◆ **Written instruction**
Your answer should be a single number: the count of lines in the material below that hold "highlight".

◆ **The input**

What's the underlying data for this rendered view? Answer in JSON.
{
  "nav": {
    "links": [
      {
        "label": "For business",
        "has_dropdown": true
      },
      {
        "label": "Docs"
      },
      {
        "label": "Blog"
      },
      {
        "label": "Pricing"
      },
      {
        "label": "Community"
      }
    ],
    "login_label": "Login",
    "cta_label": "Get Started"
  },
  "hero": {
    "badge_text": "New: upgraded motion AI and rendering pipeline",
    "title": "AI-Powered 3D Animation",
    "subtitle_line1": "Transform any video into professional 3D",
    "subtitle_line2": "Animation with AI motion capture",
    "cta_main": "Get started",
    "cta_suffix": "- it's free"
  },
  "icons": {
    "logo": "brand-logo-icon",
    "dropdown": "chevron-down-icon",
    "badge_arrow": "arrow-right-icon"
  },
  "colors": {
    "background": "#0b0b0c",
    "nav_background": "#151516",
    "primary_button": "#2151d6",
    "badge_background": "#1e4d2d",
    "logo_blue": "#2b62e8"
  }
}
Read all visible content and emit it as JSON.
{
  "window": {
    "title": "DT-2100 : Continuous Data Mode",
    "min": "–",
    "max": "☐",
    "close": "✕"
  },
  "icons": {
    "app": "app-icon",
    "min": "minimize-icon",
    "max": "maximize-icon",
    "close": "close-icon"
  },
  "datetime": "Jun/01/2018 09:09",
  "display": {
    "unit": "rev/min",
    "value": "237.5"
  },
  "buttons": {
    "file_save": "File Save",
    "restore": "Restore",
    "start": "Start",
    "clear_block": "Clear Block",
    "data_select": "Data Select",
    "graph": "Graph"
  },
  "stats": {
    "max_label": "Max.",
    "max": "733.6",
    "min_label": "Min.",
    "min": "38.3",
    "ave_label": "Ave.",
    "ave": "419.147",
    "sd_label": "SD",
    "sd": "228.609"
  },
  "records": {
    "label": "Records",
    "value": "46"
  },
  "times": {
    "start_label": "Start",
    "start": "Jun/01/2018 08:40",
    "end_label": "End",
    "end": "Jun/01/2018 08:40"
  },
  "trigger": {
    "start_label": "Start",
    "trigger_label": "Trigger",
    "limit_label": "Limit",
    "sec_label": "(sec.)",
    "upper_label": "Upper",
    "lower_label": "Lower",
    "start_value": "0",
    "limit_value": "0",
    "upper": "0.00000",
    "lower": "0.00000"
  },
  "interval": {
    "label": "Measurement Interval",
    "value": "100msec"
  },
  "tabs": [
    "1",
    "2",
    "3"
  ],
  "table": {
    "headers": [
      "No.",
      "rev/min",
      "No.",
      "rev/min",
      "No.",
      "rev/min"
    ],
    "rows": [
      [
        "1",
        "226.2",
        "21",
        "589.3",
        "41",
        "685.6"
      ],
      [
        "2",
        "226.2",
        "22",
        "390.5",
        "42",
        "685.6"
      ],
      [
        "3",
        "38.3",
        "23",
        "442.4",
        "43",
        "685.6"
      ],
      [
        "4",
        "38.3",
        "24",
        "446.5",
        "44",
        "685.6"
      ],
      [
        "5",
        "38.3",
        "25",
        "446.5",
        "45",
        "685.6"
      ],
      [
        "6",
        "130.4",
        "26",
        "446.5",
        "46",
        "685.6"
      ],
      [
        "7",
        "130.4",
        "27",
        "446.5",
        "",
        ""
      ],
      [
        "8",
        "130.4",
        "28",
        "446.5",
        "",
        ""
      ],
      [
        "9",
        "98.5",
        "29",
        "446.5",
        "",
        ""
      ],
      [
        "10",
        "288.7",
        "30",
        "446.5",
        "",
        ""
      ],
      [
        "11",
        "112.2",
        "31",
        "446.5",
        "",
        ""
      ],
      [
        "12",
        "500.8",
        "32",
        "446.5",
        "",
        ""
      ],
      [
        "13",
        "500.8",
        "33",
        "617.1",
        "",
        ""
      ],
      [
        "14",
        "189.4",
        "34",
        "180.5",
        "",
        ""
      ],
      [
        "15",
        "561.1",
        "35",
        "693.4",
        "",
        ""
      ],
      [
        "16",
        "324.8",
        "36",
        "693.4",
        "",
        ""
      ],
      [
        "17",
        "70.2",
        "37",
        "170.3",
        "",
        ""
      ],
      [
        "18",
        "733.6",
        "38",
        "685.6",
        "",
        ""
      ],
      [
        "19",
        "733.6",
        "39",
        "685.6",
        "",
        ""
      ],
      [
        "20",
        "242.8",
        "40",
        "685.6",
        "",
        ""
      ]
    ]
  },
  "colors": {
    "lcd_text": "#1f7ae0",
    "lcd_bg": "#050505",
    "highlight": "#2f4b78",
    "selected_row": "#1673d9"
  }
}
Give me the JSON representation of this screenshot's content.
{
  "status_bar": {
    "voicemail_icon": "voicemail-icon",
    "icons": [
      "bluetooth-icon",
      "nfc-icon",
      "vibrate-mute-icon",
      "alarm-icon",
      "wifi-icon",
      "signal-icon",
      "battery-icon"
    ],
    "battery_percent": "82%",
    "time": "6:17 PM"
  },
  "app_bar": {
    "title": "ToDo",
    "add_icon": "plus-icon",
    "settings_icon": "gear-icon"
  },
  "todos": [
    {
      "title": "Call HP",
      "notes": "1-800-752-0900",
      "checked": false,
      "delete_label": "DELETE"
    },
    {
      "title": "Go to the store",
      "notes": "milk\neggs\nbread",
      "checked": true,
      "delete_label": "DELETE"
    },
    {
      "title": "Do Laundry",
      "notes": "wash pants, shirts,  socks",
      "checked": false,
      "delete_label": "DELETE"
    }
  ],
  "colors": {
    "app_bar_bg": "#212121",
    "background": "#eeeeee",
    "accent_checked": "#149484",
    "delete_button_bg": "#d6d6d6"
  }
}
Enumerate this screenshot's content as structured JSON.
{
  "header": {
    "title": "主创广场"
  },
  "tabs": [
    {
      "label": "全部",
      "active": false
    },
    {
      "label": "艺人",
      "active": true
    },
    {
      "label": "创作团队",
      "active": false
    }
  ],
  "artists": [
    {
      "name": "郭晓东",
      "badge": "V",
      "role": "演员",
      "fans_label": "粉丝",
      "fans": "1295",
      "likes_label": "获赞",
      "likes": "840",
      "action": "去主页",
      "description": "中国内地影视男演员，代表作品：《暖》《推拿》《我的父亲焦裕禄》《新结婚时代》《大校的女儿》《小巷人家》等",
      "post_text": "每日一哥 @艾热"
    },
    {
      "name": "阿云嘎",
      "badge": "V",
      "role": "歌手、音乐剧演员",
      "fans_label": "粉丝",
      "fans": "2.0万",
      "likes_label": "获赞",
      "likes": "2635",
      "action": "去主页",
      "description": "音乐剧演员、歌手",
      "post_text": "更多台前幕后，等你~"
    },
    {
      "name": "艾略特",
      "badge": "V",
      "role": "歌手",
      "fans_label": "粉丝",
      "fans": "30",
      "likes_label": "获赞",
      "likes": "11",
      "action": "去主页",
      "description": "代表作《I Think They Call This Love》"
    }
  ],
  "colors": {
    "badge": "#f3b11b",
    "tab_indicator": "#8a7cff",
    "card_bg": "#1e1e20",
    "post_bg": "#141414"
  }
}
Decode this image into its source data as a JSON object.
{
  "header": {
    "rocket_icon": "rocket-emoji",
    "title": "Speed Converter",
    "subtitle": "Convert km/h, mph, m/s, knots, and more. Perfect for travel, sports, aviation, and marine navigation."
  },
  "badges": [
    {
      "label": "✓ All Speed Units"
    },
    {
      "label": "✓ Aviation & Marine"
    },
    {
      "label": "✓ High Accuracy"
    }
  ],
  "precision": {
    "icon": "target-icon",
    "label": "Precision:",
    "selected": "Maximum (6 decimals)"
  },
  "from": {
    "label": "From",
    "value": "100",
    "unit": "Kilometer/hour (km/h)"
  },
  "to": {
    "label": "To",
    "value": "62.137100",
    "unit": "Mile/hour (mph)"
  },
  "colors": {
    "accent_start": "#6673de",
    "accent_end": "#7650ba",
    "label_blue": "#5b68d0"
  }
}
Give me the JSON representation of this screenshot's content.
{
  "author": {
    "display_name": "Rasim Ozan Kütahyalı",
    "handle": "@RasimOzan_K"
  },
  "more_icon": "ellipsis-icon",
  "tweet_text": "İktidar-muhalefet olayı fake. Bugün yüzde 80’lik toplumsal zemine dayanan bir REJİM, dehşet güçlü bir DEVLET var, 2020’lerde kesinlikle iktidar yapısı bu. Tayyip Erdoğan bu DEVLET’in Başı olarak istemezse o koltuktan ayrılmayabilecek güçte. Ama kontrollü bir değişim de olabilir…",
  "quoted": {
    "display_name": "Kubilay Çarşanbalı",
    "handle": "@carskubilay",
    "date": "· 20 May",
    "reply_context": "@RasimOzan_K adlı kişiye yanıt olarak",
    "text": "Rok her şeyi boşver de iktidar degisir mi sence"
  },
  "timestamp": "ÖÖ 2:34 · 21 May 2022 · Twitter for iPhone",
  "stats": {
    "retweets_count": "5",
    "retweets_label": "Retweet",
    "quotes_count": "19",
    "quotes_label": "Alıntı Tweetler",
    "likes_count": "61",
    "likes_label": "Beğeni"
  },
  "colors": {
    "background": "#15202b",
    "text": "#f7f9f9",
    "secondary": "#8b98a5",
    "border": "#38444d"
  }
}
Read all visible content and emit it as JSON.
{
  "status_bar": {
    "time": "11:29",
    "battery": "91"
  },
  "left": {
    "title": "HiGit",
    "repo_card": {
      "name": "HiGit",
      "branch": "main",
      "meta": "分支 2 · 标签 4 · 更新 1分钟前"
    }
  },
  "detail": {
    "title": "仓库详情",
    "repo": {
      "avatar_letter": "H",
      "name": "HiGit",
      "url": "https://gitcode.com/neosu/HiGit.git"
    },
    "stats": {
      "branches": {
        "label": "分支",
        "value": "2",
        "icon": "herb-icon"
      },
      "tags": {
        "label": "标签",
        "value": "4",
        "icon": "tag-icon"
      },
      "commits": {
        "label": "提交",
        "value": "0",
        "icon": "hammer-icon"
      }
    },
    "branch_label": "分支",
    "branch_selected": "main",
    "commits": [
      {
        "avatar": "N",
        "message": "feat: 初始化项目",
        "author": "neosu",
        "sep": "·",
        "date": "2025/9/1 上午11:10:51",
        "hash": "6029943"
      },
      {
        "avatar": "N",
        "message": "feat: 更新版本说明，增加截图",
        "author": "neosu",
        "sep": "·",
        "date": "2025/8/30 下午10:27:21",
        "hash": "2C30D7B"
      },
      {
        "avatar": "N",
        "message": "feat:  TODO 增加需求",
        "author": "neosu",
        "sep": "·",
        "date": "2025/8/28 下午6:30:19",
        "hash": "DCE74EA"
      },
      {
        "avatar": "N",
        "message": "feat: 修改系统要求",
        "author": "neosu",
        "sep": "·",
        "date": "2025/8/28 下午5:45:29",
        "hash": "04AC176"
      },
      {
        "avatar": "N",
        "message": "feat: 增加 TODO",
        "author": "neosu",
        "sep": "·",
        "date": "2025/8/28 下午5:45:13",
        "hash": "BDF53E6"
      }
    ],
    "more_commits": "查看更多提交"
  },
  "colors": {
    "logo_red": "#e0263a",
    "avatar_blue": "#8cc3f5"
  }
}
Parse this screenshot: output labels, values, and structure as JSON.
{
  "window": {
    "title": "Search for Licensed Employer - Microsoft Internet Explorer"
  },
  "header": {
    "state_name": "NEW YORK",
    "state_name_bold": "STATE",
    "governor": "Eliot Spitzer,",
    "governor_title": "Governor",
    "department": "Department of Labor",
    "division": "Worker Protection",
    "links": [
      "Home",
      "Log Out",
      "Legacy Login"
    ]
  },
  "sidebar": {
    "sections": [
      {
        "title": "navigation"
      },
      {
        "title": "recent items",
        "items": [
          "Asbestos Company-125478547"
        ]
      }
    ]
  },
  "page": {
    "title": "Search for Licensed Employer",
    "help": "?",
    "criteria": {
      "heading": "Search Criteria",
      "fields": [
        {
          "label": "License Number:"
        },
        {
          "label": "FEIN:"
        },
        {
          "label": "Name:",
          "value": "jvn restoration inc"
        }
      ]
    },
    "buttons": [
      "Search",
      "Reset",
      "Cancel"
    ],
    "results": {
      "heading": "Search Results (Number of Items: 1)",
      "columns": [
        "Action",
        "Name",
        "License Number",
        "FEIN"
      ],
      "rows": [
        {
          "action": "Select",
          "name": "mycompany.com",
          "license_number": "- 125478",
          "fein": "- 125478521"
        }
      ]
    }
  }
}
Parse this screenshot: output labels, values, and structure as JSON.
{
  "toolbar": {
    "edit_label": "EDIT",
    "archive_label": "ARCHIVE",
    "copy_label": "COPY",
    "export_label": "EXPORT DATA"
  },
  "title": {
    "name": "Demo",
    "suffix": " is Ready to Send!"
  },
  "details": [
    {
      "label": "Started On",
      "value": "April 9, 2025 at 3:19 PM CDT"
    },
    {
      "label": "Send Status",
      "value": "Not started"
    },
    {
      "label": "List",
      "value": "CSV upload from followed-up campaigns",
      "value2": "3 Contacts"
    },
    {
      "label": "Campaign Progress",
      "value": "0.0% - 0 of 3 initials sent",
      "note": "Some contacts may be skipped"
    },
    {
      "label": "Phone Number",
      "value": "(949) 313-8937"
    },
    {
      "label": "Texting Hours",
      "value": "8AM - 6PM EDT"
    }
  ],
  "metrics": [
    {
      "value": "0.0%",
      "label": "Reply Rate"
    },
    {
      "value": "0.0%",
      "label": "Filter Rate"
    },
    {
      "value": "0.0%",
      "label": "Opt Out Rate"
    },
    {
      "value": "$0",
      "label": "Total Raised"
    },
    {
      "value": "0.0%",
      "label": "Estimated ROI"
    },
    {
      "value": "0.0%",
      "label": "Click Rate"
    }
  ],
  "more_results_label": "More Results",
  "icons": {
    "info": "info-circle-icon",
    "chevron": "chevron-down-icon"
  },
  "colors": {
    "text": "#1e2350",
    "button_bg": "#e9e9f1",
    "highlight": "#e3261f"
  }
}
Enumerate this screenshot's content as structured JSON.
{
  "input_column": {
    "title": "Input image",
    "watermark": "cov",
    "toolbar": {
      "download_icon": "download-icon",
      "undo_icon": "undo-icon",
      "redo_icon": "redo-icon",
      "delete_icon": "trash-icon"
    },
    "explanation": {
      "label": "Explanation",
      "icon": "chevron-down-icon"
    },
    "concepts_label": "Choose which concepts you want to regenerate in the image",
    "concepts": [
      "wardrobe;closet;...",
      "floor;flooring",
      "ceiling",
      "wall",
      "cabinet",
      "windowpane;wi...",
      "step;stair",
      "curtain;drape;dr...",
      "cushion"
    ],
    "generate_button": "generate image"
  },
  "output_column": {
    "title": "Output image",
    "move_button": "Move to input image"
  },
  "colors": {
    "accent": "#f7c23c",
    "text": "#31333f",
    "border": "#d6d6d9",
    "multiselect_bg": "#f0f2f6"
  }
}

◆ **The solution**
2